• [Set problem]
Return the lines verbatim, starting with the first line and continuing through the line that contains "email-link[interactable]: ikeguchi@hoXXXX.co.jp <box>1243", with both of those lines included.

• [Data]
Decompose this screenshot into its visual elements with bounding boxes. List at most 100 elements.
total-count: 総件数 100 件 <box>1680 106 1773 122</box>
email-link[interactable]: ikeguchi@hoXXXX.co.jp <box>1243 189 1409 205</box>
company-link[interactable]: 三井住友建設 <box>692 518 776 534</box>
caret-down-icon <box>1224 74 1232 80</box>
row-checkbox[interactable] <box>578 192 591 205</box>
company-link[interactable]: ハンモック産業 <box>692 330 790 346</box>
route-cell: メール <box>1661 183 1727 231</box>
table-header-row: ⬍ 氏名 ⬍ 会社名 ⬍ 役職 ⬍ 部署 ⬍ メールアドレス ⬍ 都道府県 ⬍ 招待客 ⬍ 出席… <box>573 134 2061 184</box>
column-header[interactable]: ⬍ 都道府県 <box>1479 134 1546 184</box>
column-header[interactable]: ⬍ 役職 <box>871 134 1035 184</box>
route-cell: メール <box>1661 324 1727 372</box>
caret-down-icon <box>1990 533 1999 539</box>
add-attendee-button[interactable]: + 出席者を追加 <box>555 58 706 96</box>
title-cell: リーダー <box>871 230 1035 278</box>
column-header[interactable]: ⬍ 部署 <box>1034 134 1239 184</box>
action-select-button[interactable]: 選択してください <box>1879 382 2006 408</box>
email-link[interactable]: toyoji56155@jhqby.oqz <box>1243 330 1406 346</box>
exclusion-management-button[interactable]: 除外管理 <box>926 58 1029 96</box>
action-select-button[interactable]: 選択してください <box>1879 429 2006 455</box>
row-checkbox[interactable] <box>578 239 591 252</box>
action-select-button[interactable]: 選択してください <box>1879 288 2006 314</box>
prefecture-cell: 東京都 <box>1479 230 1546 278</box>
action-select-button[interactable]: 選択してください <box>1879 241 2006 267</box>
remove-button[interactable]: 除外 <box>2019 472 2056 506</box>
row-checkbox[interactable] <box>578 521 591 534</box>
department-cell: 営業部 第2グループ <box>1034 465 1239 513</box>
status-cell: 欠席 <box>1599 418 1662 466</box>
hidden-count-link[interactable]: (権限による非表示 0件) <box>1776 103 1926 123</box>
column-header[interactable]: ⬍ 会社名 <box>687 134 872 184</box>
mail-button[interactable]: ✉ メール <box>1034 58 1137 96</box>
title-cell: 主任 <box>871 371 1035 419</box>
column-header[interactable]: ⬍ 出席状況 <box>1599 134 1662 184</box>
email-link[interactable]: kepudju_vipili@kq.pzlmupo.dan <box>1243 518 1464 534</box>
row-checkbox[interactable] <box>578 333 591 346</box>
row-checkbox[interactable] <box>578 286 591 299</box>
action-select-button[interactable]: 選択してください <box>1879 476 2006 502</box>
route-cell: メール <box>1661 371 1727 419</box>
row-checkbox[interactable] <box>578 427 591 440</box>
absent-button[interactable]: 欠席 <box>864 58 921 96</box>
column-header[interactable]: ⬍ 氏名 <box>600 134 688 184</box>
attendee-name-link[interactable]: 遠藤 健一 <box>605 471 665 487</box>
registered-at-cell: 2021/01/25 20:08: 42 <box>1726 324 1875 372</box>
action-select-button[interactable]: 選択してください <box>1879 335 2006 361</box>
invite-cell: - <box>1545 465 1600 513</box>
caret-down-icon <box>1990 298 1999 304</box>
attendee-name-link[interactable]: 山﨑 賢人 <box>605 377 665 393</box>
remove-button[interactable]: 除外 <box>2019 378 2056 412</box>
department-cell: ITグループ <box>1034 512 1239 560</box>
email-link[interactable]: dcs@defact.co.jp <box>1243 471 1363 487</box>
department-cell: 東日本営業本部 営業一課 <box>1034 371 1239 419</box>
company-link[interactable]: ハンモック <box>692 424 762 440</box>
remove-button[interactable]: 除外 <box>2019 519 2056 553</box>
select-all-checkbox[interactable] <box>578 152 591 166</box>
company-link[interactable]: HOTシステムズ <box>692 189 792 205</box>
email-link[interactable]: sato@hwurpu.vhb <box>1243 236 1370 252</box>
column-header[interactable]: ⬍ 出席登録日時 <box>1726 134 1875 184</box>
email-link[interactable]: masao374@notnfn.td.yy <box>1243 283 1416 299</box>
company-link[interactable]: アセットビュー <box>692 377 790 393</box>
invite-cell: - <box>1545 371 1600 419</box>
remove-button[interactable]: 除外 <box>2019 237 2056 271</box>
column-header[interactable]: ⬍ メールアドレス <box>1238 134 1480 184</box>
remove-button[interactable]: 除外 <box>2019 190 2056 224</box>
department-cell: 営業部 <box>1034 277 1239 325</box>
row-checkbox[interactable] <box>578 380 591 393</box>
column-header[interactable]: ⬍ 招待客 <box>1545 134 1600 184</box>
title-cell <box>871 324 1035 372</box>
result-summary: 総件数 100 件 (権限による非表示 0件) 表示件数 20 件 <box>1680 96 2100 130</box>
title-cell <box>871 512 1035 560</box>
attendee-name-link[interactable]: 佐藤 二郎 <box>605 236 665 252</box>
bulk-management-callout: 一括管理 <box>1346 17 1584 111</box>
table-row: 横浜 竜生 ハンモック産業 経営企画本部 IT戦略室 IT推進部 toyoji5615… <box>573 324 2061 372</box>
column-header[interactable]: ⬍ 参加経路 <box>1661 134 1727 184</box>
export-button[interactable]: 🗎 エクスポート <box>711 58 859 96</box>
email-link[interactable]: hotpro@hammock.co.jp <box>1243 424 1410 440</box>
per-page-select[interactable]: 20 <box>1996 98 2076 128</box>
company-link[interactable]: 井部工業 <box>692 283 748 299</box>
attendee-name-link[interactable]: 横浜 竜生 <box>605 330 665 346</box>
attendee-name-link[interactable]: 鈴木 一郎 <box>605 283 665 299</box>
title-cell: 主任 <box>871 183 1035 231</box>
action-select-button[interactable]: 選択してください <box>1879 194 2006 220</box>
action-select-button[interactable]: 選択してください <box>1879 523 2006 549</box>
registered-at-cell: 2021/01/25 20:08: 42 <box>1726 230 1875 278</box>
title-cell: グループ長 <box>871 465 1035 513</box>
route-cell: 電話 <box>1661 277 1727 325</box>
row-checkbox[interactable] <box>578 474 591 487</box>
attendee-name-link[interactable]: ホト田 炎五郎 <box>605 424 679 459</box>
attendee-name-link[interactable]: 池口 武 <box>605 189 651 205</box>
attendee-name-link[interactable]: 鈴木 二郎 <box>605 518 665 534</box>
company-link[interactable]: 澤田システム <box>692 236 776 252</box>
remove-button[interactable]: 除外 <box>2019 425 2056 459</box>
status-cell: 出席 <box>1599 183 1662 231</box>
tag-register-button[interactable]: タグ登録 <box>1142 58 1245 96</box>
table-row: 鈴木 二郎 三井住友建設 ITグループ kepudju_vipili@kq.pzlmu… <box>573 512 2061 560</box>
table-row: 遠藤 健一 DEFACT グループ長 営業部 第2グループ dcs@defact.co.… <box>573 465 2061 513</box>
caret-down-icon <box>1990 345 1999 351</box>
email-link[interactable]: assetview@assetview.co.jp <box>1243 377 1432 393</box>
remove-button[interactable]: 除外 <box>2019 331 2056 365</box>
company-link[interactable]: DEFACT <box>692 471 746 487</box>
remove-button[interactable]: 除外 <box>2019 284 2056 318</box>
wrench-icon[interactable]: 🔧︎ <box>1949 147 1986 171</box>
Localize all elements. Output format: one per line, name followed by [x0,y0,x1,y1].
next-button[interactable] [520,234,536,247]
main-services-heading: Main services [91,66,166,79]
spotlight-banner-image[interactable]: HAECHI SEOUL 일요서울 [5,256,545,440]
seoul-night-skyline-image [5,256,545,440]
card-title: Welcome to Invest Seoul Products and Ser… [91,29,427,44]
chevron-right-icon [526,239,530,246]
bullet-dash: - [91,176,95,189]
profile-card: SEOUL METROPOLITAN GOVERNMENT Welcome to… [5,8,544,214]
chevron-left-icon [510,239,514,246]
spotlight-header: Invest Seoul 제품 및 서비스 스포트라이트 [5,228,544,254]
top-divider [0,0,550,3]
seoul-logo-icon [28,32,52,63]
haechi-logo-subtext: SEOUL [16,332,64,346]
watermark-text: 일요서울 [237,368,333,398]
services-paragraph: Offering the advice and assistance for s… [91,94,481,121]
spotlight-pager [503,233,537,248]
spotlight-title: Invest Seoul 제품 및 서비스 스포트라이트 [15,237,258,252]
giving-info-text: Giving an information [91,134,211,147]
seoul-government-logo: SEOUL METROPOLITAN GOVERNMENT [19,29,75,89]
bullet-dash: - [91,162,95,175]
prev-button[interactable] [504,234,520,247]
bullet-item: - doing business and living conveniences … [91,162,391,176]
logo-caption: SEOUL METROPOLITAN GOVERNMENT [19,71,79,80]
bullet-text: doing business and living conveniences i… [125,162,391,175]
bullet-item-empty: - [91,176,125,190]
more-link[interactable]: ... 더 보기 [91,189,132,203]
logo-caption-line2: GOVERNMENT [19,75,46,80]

• [Completed exercise]
Decompose this screenshot into its visual elements with bounding boxes. List at most 100 elements.
total-count: 総件数 100 件 <box>1680 106 1773 122</box>
email-link[interactable]: ikeguchi@hoXXXX.co.jp <box>1243 189 1409 205</box>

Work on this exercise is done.